▶ **Instruction**
The listing below should be printed exactly, every line of it. Skip the pictures.

▶ **Given data**

============

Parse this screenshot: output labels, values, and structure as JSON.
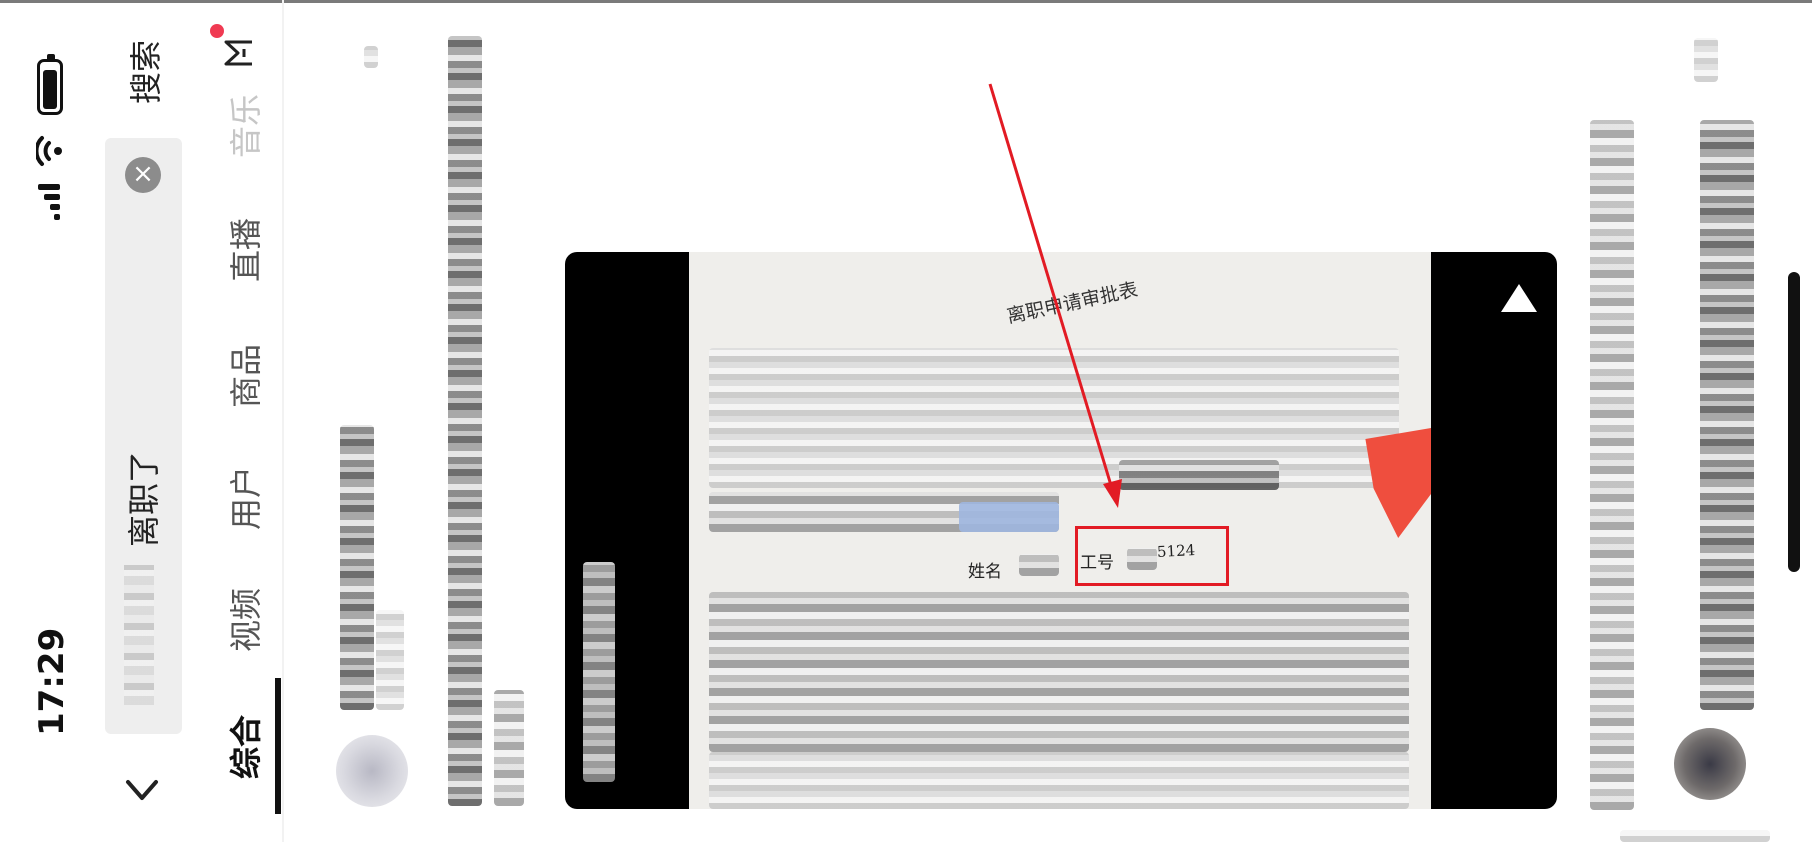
{
  "status_bar": {
    "time": "17:29"
  },
  "search": {
    "query": "离职了",
    "submit_label": "搜索"
  },
  "tabs": [
    {
      "label": "综合",
      "active": true
    },
    {
      "label": "视频"
    },
    {
      "label": "用户"
    },
    {
      "label": "商品"
    },
    {
      "label": "直播"
    },
    {
      "label": "音乐"
    }
  ],
  "video_card": {
    "form_title": "离职申请审批表",
    "name_label": "姓名",
    "employee_no_label": "工号",
    "employee_no_value": "5124"
  },
  "colors": {
    "highlight": "#e21b24",
    "notification_dot": "#f03a52"
  }
}
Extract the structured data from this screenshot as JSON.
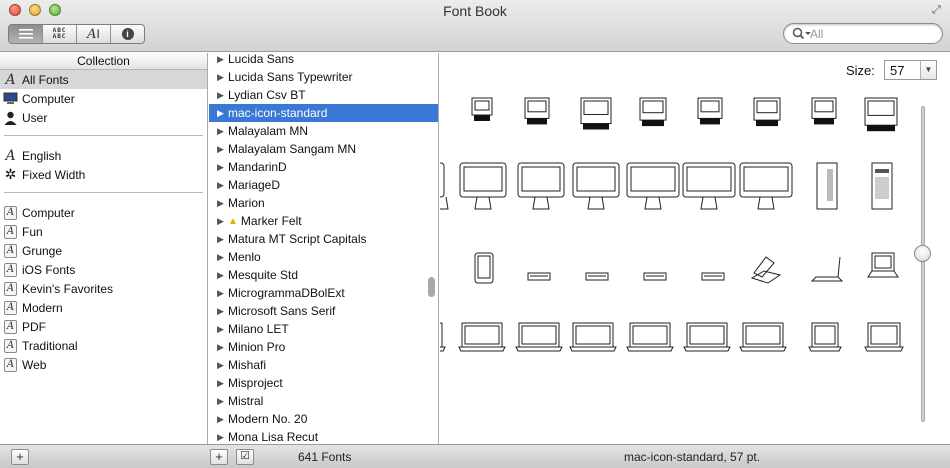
{
  "window": {
    "title": "Font Book"
  },
  "toolbar": {
    "view_buttons": [
      {
        "name": "list-view",
        "icon": "list-icon",
        "active": true
      },
      {
        "name": "sample-view",
        "icon": "abc-grid-icon",
        "text": "A B C\nA B C"
      },
      {
        "name": "custom-view",
        "icon": "custom-type-icon",
        "text": "AI"
      },
      {
        "name": "info-view",
        "icon": "info-icon",
        "text": "i"
      }
    ],
    "search": {
      "placeholder": "All"
    }
  },
  "collections": {
    "header": "Collection",
    "groups": [
      [
        {
          "label": "All Fonts",
          "icon": "font-a-icon",
          "selected": true
        },
        {
          "label": "Computer",
          "icon": "computer-icon"
        },
        {
          "label": "User",
          "icon": "user-icon"
        }
      ],
      [
        {
          "label": "English",
          "icon": "font-a-icon"
        },
        {
          "label": "Fixed Width",
          "icon": "gear-icon"
        }
      ],
      [
        {
          "label": "Computer",
          "icon": "collection-icon"
        },
        {
          "label": "Fun",
          "icon": "collection-icon"
        },
        {
          "label": "Grunge",
          "icon": "collection-icon"
        },
        {
          "label": "iOS Fonts",
          "icon": "collection-icon"
        },
        {
          "label": "Kevin's Favorites",
          "icon": "collection-icon"
        },
        {
          "label": "Modern",
          "icon": "collection-icon"
        },
        {
          "label": "PDF",
          "icon": "collection-icon"
        },
        {
          "label": "Traditional",
          "icon": "collection-icon"
        },
        {
          "label": "Web",
          "icon": "collection-icon"
        }
      ]
    ]
  },
  "fonts": {
    "items": [
      {
        "label": "Lucida Sans"
      },
      {
        "label": "Lucida Sans Typewriter"
      },
      {
        "label": "Lydian Csv BT"
      },
      {
        "label": "mac-icon-standard",
        "selected": true
      },
      {
        "label": "Malayalam MN"
      },
      {
        "label": "Malayalam Sangam MN"
      },
      {
        "label": "MandarinD"
      },
      {
        "label": "MariageD"
      },
      {
        "label": "Marion"
      },
      {
        "label": "Marker Felt",
        "warning": true
      },
      {
        "label": "Matura MT Script Capitals"
      },
      {
        "label": "Menlo"
      },
      {
        "label": "Mesquite Std"
      },
      {
        "label": "MicrogrammaDBolExt"
      },
      {
        "label": "Microsoft Sans Serif"
      },
      {
        "label": "Milano LET"
      },
      {
        "label": "Minion Pro"
      },
      {
        "label": "Mishafi"
      },
      {
        "label": "Misproject"
      },
      {
        "label": "Mistral"
      },
      {
        "label": "Modern No. 20"
      },
      {
        "label": "Mona Lisa Recut"
      }
    ]
  },
  "preview": {
    "size_label": "Size:",
    "size_value": "57",
    "rows": [
      {
        "kind": "classic-mac",
        "count": 9
      },
      {
        "kind": "imac",
        "count": 9
      },
      {
        "kind": "device",
        "count": 9
      },
      {
        "kind": "laptop",
        "count": 9
      }
    ]
  },
  "bottom": {
    "font_count": "641 Fonts",
    "status": "mac-icon-standard, 57 pt."
  },
  "colors": {
    "selection": "#3a78d6",
    "sidebar_selection": "#d7d7d7"
  }
}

============

▶ **Solution below**
Parse this screenshot: output labels, values, and structure as JSON.
{
  "status_bar": {
    "time": "17:29"
  },
  "search": {
    "query": "离职了",
    "submit_label": "搜索"
  },
  "tabs": [
    {
      "label": "综合",
      "active": true
    },
    {
      "label": "视频"
    },
    {
      "label": "用户"
    },
    {
      "label": "商品"
    },
    {
      "label": "直播"
    },
    {
      "label": "音乐"
    }
  ],
  "video_card": {
    "form_title": "离职申请审批表",
    "name_label": "姓名",
    "employee_no_label": "工号",
    "employee_no_value": "5124"
  },
  "colors": {
    "highlight": "#e21b24",
    "notification_dot": "#f03a52"
  }
}
Extract the structured data from this screenshot as JSON.
{
  "window": {
    "title": "Font Book"
  },
  "toolbar": {
    "view_buttons": [
      {
        "name": "list-view",
        "icon": "list-icon",
        "active": true
      },
      {
        "name": "sample-view",
        "icon": "abc-grid-icon",
        "text": "A B C\nA B C"
      },
      {
        "name": "custom-view",
        "icon": "custom-type-icon",
        "text": "AI"
      },
      {
        "name": "info-view",
        "icon": "info-icon",
        "text": "i"
      }
    ],
    "search": {
      "placeholder": "All"
    }
  },
  "collections": {
    "header": "Collection",
    "groups": [
      [
        {
          "label": "All Fonts",
          "icon": "font-a-icon",
          "selected": true
        },
        {
          "label": "Computer",
          "icon": "computer-icon"
        },
        {
          "label": "User",
          "icon": "user-icon"
        }
      ],
      [
        {
          "label": "English",
          "icon": "font-a-icon"
        },
        {
          "label": "Fixed Width",
          "icon": "gear-icon"
        }
      ],
      [
        {
          "label": "Computer",
          "icon": "collection-icon"
        },
        {
          "label": "Fun",
          "icon": "collection-icon"
        },
        {
          "label": "Grunge",
          "icon": "collection-icon"
        },
        {
          "label": "iOS Fonts",
          "icon": "collection-icon"
        },
        {
          "label": "Kevin's Favorites",
          "icon": "collection-icon"
        },
        {
          "label": "Modern",
          "icon": "collection-icon"
        },
        {
          "label": "PDF",
          "icon": "collection-icon"
        },
        {
          "label": "Traditional",
          "icon": "collection-icon"
        },
        {
          "label": "Web",
          "icon": "collection-icon"
        }
      ]
    ]
  },
  "fonts": {
    "items": [
      {
        "label": "Lucida Sans"
      },
      {
        "label": "Lucida Sans Typewriter"
      },
      {
        "label": "Lydian Csv BT"
      },
      {
        "label": "mac-icon-standard",
        "selected": true
      },
      {
        "label": "Malayalam MN"
      },
      {
        "label": "Malayalam Sangam MN"
      },
      {
        "label": "MandarinD"
      },
      {
        "label": "MariageD"
      },
      {
        "label": "Marion"
      },
      {
        "label": "Marker Felt",
        "warning": true
      },
      {
        "label": "Matura MT Script Capitals"
      },
      {
        "label": "Menlo"
      },
      {
        "label": "Mesquite Std"
      },
      {
        "label": "MicrogrammaDBolExt"
      },
      {
        "label": "Microsoft Sans Serif"
      },
      {
        "label": "Milano LET"
      },
      {
        "label": "Minion Pro"
      },
      {
        "label": "Mishafi"
      },
      {
        "label": "Misproject"
      },
      {
        "label": "Mistral"
      },
      {
        "label": "Modern No. 20"
      },
      {
        "label": "Mona Lisa Recut"
      }
    ]
  },
  "preview": {
    "size_label": "Size:",
    "size_value": "57",
    "rows": [
      {
        "kind": "classic-mac",
        "count": 9
      },
      {
        "kind": "imac",
        "count": 9
      },
      {
        "kind": "device",
        "count": 9
      },
      {
        "kind": "laptop",
        "count": 9
      }
    ]
  },
  "bottom": {
    "font_count": "641 Fonts",
    "status": "mac-icon-standard, 57 pt."
  },
  "colors": {
    "selection": "#3a78d6",
    "sidebar_selection": "#d7d7d7"
  }
}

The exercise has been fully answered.